## Begin INFORMATION SUPPLIED

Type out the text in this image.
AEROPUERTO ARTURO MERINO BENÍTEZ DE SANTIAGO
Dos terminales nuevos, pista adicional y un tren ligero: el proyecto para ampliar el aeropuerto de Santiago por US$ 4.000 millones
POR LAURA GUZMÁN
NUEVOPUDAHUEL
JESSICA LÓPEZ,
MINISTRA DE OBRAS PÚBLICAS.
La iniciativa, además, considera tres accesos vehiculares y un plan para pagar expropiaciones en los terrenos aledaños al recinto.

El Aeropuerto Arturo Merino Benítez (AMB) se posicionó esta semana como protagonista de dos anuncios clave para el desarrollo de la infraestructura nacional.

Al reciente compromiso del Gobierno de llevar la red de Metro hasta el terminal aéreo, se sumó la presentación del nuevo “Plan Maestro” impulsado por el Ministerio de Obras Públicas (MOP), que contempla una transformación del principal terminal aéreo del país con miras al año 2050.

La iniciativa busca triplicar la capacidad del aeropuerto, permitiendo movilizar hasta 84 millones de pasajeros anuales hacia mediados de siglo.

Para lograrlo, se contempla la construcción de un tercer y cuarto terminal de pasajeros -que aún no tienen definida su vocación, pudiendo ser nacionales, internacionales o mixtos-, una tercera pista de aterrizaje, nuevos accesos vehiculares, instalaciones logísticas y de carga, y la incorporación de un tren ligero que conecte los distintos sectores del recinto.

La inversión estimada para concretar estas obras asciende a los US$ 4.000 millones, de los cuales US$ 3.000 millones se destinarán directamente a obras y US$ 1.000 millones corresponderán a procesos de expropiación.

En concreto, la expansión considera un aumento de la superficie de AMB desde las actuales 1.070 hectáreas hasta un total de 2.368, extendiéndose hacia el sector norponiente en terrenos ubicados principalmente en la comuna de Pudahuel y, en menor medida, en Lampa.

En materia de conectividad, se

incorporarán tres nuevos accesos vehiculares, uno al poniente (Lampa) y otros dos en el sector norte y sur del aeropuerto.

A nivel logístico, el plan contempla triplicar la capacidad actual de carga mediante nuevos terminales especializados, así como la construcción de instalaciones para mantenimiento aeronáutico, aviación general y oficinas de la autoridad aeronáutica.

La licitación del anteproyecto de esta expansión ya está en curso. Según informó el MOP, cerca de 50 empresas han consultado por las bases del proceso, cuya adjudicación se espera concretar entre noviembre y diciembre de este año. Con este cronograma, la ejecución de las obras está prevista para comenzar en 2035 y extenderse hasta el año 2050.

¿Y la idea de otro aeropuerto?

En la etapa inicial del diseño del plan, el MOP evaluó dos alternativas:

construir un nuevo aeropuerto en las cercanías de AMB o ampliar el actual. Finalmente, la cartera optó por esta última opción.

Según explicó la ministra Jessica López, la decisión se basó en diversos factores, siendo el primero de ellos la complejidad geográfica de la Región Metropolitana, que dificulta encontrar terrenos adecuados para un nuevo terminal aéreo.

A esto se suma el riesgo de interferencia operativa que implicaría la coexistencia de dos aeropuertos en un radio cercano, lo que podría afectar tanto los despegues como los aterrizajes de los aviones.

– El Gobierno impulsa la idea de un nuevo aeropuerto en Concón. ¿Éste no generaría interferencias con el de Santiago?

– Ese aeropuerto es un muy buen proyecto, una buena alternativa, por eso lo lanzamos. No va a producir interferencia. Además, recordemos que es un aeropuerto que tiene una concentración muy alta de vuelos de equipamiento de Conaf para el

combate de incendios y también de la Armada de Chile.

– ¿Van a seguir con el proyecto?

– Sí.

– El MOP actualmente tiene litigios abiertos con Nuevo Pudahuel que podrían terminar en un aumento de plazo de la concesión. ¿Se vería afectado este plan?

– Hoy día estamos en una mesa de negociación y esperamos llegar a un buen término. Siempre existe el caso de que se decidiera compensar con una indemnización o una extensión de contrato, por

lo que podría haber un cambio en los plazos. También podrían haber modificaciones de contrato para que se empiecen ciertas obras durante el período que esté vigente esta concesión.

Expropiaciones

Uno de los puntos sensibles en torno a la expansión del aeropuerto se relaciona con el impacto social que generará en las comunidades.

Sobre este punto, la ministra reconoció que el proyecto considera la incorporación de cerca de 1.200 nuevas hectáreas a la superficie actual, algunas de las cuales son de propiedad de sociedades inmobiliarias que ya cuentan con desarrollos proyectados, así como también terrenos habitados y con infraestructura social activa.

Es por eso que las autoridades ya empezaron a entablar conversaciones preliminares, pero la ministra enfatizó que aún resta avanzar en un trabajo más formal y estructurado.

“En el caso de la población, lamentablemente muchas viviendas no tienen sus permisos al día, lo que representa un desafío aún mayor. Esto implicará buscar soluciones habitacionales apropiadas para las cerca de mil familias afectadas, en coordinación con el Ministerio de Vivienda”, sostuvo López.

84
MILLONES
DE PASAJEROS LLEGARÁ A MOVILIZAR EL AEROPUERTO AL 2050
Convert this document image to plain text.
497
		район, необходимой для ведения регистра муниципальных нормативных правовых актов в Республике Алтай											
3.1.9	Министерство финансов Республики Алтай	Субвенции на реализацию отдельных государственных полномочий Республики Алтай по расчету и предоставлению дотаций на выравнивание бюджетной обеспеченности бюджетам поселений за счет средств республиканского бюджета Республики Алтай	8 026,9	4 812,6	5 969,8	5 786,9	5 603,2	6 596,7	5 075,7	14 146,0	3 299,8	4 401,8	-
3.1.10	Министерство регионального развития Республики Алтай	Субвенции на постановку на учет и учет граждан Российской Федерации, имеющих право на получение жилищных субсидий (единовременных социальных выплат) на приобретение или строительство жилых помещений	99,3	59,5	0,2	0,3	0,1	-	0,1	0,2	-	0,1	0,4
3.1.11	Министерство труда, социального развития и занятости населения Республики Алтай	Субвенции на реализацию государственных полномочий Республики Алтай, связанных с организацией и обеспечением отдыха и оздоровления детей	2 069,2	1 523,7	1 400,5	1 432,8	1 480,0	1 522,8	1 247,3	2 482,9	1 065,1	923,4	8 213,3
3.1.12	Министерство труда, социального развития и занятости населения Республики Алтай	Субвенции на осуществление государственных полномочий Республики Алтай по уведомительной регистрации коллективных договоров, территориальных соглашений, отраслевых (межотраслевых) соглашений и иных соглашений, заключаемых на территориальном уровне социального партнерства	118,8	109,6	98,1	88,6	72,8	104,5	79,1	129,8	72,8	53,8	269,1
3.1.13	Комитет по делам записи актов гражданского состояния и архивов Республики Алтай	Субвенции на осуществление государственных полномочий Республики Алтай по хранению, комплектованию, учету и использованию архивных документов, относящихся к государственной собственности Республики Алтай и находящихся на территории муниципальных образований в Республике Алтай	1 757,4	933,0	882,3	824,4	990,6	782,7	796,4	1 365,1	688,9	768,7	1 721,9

## End INFORMATION SUPPLIED

_SET EXERCISE_:
Determine the number of lines in the entries above where the string "caso" appears. Answer with the number alone.

_EXERCISE OUTPUT_:
2